• [Written instruction]: Present the following data again exactly as it is shown.

• [Listed entries]:
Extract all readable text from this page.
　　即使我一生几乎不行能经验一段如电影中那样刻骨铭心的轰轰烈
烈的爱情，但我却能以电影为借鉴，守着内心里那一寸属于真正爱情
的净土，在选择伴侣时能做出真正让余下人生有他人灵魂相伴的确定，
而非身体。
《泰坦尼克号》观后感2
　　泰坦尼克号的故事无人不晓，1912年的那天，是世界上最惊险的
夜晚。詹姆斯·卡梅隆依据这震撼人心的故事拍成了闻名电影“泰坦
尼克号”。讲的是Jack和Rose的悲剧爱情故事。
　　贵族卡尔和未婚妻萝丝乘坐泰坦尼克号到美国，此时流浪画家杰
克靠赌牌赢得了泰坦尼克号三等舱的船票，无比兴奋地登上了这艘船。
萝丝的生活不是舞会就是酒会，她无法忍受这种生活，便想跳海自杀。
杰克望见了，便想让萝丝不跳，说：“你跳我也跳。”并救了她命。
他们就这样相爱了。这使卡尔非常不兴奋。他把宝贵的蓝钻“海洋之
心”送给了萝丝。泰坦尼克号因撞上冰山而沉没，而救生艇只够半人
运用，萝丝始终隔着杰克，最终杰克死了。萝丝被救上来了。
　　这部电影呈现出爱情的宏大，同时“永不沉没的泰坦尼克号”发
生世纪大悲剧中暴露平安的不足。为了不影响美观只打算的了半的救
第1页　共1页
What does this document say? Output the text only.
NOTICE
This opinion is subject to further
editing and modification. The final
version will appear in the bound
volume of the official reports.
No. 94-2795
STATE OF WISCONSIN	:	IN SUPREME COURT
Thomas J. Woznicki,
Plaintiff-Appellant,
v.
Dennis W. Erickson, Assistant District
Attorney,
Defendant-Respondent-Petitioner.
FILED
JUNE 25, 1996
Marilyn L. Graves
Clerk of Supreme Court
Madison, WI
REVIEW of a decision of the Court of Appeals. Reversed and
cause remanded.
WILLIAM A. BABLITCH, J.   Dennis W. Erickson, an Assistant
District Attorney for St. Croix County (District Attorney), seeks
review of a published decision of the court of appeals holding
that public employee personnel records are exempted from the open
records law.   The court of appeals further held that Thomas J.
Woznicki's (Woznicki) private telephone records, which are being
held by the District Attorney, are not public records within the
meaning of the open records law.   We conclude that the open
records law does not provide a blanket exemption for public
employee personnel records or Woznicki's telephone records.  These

• [Full solution]:
Extract all readable text from this page.
　　即使我一生几乎不行能经验一段如电影中那样刻骨铭心的轰轰烈
烈的爱情，但我却能以电影为借鉴，守着内心里那一寸属于真正爱情
的净土，在选择伴侣时能做出真正让余下人生有他人灵魂相伴的确定，
而非身体。
《泰坦尼克号》观后感2
　　泰坦尼克号的故事无人不晓，1912年的那天，是世界上最惊险的
夜晚。詹姆斯·卡梅隆依据这震撼人心的故事拍成了闻名电影“泰坦
尼克号”。讲的是Jack和Rose的悲剧爱情故事。
　　贵族卡尔和未婚妻萝丝乘坐泰坦尼克号到美国，此时流浪画家杰
克靠赌牌赢得了泰坦尼克号三等舱的船票，无比兴奋地登上了这艘船。
萝丝的生活不是舞会就是酒会，她无法忍受这种生活，便想跳海自杀。
杰克望见了，便想让萝丝不跳，说：“你跳我也跳。”并救了她命。
他们就这样相爱了。这使卡尔非常不兴奋。他把宝贵的蓝钻“海洋之
心”送给了萝丝。泰坦尼克号因撞上冰山而沉没，而救生艇只够半人
运用，萝丝始终隔着杰克，最终杰克死了。萝丝被救上来了。
　　这部电影呈现出爱情的宏大，同时“永不沉没的泰坦尼克号”发
生世纪大悲剧中暴露平安的不足。为了不影响美观只打算的了半的救
第1页　共1页
What does this document say? Output the text only.
NOTICE
This opinion is subject to further
editing and modification. The final
version will appear in the bound
volume of the official reports.
No. 94-2795
STATE OF WISCONSIN	:	IN SUPREME COURT
Thomas J. Woznicki,
Plaintiff-Appellant,
v.
Dennis W. Erickson, Assistant District
Attorney,
Defendant-Respondent-Petitioner.
FILED
JUNE 25, 1996
Marilyn L. Graves
Clerk of Supreme Court
Madison, WI
REVIEW of a decision of the Court of Appeals. Reversed and
cause remanded.
WILLIAM A. BABLITCH, J.   Dennis W. Erickson, an Assistant
District Attorney for St. Croix County (District Attorney), seeks
review of a published decision of the court of appeals holding
that public employee personnel records are exempted from the open
records law.   The court of appeals further held that Thomas J.
Woznicki's (Woznicki) private telephone records, which are being
held by the District Attorney, are not public records within the
meaning of the open records law.   We conclude that the open
records law does not provide a blanket exemption for public
employee personnel records or Woznicki's telephone records.  These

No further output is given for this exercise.